Task instructions →
Only lines holding the word "хмари" should be copied from the material.

Data records:
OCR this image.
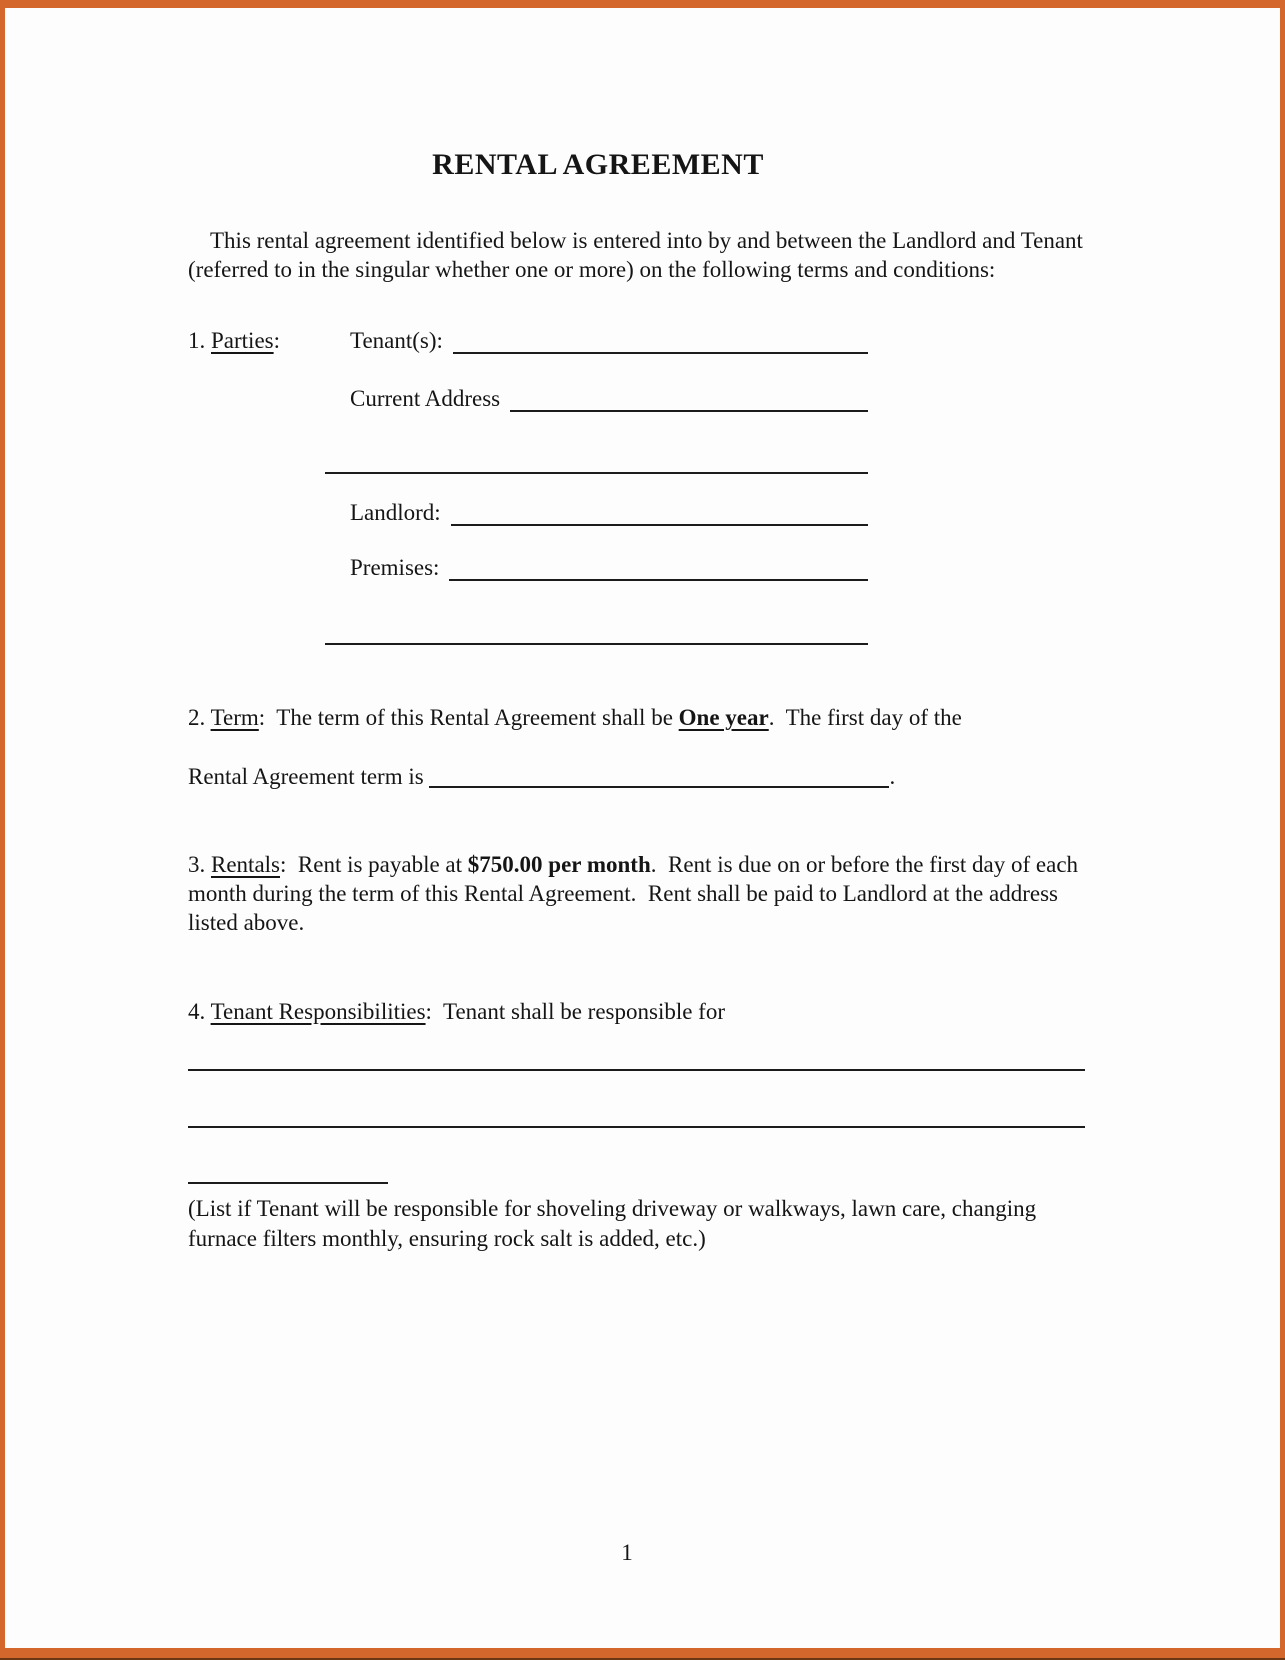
RENTAL AGREEMENT

This rental agreement identified below is entered into by and between the Landlord and Tenant (referred to in the singular whether one or more) on the following terms and conditions:

1. Parties:	Tenant(s):
Current Address
Landlord:
Premises:
2. Term:  The term of this Rental Agreement shall be One year.  The first day of the
Rental Agreement term is	.

3. Rentals:  Rent is payable at $750.00 per month.  Rent is due on or before the first day of each month during the term of this Rental Agreement.  Rent shall be paid to Landlord at the address listed above.

4. Tenant Responsibilities:  Tenant shall be responsible for

(List if Tenant will be responsible for shoveling driveway or walkways, lawn care, changing furnace filters monthly, ensuring rock salt is added, etc.)

1
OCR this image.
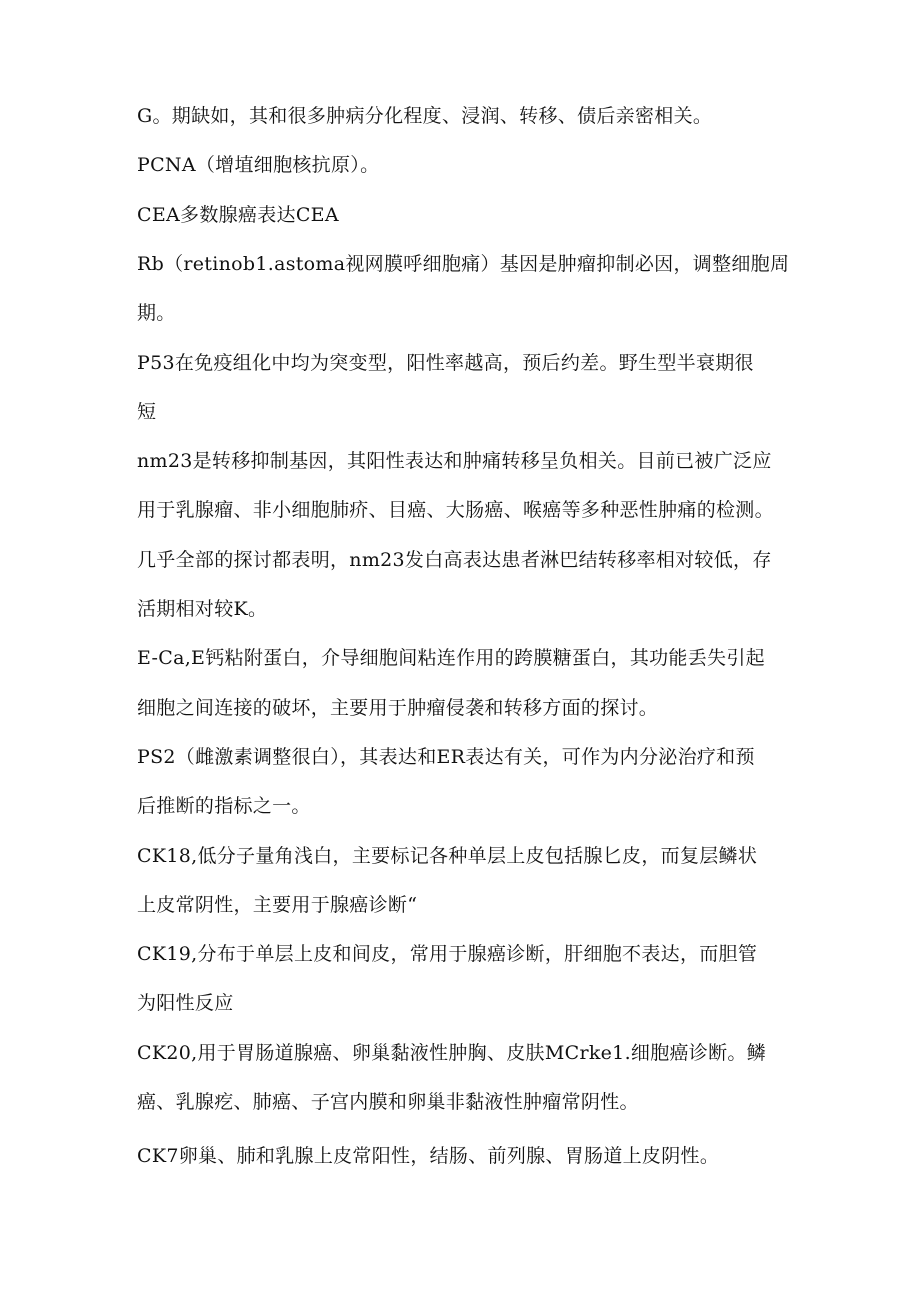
G。期缺如，其和很多肿病分化程度、浸润、转移、债后亲密相关。
PCNA（增埴细胞核抗原）。
CEA多数腺癌表达CEA
Rb（retinob1.astoma视网膜呼细胞痛）基因是肿瘤抑制必因，调整细胞周
期。
P53在免疫组化中均为突变型，阳性率越高，预后约差。野生型半衰期很
短
nm23是转移抑制基因，其阳性表达和肿痛转移呈负相关。目前已被广泛应
用于乳腺瘤、非小细胞肺疥、目癌、大肠癌、喉癌等多种恶性肿痛的检测。
几乎全部的探讨都表明，nm23发白高表达患者淋巴结转移率相对较低，存
活期相对较K。
E-Ca,E钙粘附蛋白，介导细胞间粘连作用的跨膜糖蛋白，其功能丢失引起
细胞之间连接的破坏，主要用于肿瘤侵袭和转移方面的探讨。
PS2（雌激素调整很白），其表达和ER表达有关，可作为内分泌治疗和预
后推断的指标之一。
CK18,低分子量角浅白，主要标记各种单层上皮包括腺匕皮，而复层鳞状
上皮常阴性，主要用于腺癌诊断“
CK19,分布于单层上皮和间皮，常用于腺癌诊断，肝细胞不表达，而胆管
为阳性反应
CK20,用于胃肠道腺癌、卵巢黏液性肿胸、皮肤MCrke1.细胞癌诊断。鳞
癌、乳腺疙、肺癌、子宫内膜和卵巢非黏液性肿瘤常阴性。
CK7卵巢、肺和乳腺上皮常阳性，结肠、前列腺、胃肠道上皮阴性。
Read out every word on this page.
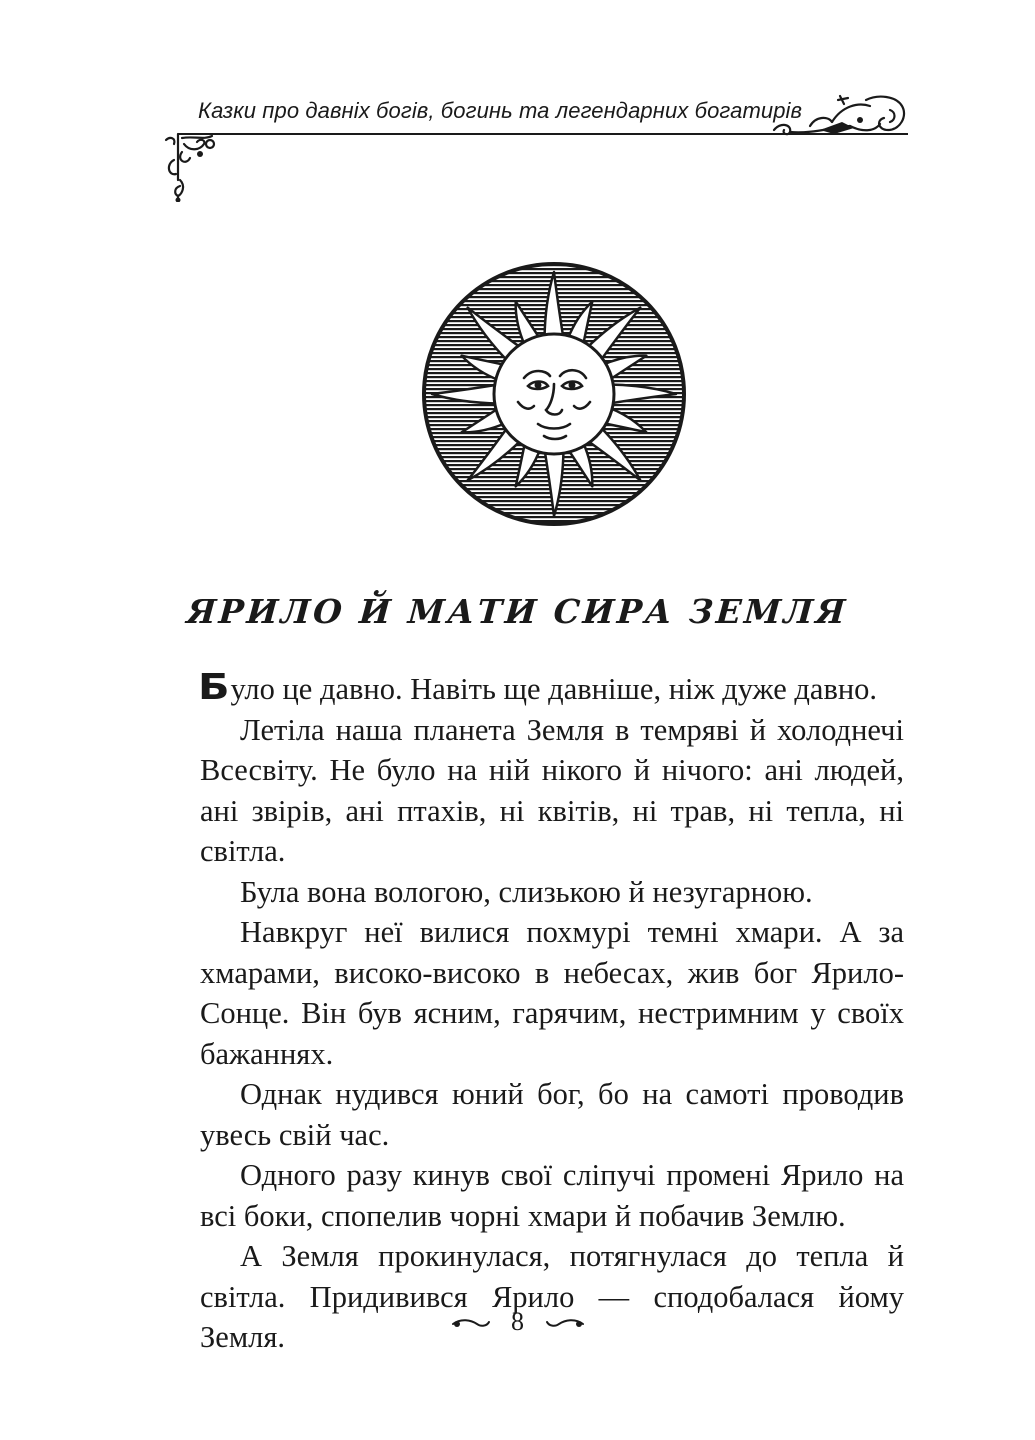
Казки про давніх богів, богинь та легендарних богатирів
ЯРИЛО Й МАТИ СИРА ЗЕМЛЯ

Було це давно. Навіть ще давніше, ніж дуже давно.

Летіла наша планета Земля в темряві й холоднечі Всесвіту. Не було на ній нікого й нічого: ані людей, ані звірів, ані птахів, ні квітів, ні трав, ні тепла, ні світла.

Була вона вологою, слизькою й незугарною.

Навкруг неї вилися похмурі темні хмари. А за хмарами, високо-високо в небесах, жив бог Ярило-Сонце. Він був ясним, гарячим, нестримним у своїх бажаннях.

Однак нудився юний бог, бо на самоті проводив увесь свій час.

Одного разу кинув свої сліпучі промені Ярило на всі боки, спопелив чорні хмари й побачив Землю.

А Земля прокинулася, потягнулася до тепла й світла. Придивився Ярило — сподобалася йому Земля.	8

Response to the exercise →
Навкруг неї вилися похмурі темні хмари. А за хмарами, високо-високо в небесах, жив бог Ярило-Сонце. Він був ясним, гарячим, нестримним у своїх бажаннях.
Одного разу кинув свої сліпучі промені Ярило на всі боки, спопелив чорні хмари й побачив Землю.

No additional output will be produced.